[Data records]

* * * * *

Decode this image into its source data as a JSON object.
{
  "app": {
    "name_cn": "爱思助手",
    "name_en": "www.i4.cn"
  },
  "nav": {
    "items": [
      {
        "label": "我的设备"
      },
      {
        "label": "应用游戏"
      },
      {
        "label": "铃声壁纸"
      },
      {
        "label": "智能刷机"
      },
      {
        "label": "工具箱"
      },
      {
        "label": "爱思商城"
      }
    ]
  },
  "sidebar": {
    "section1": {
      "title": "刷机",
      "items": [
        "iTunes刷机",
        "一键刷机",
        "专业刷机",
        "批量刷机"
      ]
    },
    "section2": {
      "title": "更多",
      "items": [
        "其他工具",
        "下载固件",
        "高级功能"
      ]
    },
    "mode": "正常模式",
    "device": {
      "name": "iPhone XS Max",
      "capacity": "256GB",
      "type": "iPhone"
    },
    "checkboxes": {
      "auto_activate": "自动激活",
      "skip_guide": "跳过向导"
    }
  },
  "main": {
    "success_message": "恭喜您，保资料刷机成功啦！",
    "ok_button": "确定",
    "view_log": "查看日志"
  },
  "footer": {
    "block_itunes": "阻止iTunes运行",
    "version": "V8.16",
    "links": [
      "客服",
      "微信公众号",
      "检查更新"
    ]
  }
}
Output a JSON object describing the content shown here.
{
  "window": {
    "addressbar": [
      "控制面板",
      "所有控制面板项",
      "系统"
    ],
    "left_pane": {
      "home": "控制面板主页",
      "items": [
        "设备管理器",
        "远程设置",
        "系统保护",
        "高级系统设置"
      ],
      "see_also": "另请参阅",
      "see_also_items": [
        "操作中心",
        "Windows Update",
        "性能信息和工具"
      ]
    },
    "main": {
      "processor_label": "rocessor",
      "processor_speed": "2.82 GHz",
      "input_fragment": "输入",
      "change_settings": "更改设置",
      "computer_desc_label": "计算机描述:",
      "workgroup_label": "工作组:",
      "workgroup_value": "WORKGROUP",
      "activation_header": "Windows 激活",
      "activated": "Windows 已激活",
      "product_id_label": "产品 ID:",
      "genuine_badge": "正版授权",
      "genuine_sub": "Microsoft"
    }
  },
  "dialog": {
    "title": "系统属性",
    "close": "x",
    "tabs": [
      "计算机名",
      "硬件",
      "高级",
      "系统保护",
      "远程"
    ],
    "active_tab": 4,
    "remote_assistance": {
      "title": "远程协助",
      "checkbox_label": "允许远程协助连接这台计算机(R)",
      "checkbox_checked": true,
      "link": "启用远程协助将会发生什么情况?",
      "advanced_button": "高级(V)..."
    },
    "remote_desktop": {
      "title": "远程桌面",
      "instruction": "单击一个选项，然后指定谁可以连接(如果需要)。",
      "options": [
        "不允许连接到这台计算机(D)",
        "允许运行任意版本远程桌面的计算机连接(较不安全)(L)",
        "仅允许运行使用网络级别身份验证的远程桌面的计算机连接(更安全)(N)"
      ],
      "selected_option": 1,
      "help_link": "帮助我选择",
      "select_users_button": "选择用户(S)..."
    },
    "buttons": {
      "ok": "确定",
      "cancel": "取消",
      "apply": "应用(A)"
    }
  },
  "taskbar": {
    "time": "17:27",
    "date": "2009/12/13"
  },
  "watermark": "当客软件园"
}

* * * * *

* DIRECTION
The full set of records should be duplicated exactly.

* REPLY
Decode this image into its source data as a JSON object.
{
  "app": {
    "name_cn": "爱思助手",
    "name_en": "www.i4.cn"
  },
  "nav": {
    "items": [
      {
        "label": "我的设备"
      },
      {
        "label": "应用游戏"
      },
      {
        "label": "铃声壁纸"
      },
      {
        "label": "智能刷机"
      },
      {
        "label": "工具箱"
      },
      {
        "label": "爱思商城"
      }
    ]
  },
  "sidebar": {
    "section1": {
      "title": "刷机",
      "items": [
        "iTunes刷机",
        "一键刷机",
        "专业刷机",
        "批量刷机"
      ]
    },
    "section2": {
      "title": "更多",
      "items": [
        "其他工具",
        "下载固件",
        "高级功能"
      ]
    },
    "mode": "正常模式",
    "device": {
      "name": "iPhone XS Max",
      "capacity": "256GB",
      "type": "iPhone"
    },
    "checkboxes": {
      "auto_activate": "自动激活",
      "skip_guide": "跳过向导"
    }
  },
  "main": {
    "success_message": "恭喜您，保资料刷机成功啦！",
    "ok_button": "确定",
    "view_log": "查看日志"
  },
  "footer": {
    "block_itunes": "阻止iTunes运行",
    "version": "V8.16",
    "links": [
      "客服",
      "微信公众号",
      "检查更新"
    ]
  }
}
Output a JSON object describing the content shown here.
{
  "window": {
    "addressbar": [
      "控制面板",
      "所有控制面板项",
      "系统"
    ],
    "left_pane": {
      "home": "控制面板主页",
      "items": [
        "设备管理器",
        "远程设置",
        "系统保护",
        "高级系统设置"
      ],
      "see_also": "另请参阅",
      "see_also_items": [
        "操作中心",
        "Windows Update",
        "性能信息和工具"
      ]
    },
    "main": {
      "processor_label": "rocessor",
      "processor_speed": "2.82 GHz",
      "input_fragment": "输入",
      "change_settings": "更改设置",
      "computer_desc_label": "计算机描述:",
      "workgroup_label": "工作组:",
      "workgroup_value": "WORKGROUP",
      "activation_header": "Windows 激活",
      "activated": "Windows 已激活",
      "product_id_label": "产品 ID:",
      "genuine_badge": "正版授权",
      "genuine_sub": "Microsoft"
    }
  },
  "dialog": {
    "title": "系统属性",
    "close": "x",
    "tabs": [
      "计算机名",
      "硬件",
      "高级",
      "系统保护",
      "远程"
    ],
    "active_tab": 4,
    "remote_assistance": {
      "title": "远程协助",
      "checkbox_label": "允许远程协助连接这台计算机(R)",
      "checkbox_checked": true,
      "link": "启用远程协助将会发生什么情况?",
      "advanced_button": "高级(V)..."
    },
    "remote_desktop": {
      "title": "远程桌面",
      "instruction": "单击一个选项，然后指定谁可以连接(如果需要)。",
      "options": [
        "不允许连接到这台计算机(D)",
        "允许运行任意版本远程桌面的计算机连接(较不安全)(L)",
        "仅允许运行使用网络级别身份验证的远程桌面的计算机连接(更安全)(N)"
      ],
      "selected_option": 1,
      "help_link": "帮助我选择",
      "select_users_button": "选择用户(S)..."
    },
    "buttons": {
      "ok": "确定",
      "cancel": "取消",
      "apply": "应用(A)"
    }
  },
  "taskbar": {
    "time": "17:27",
    "date": "2009/12/13"
  },
  "watermark": "当客软件园"
}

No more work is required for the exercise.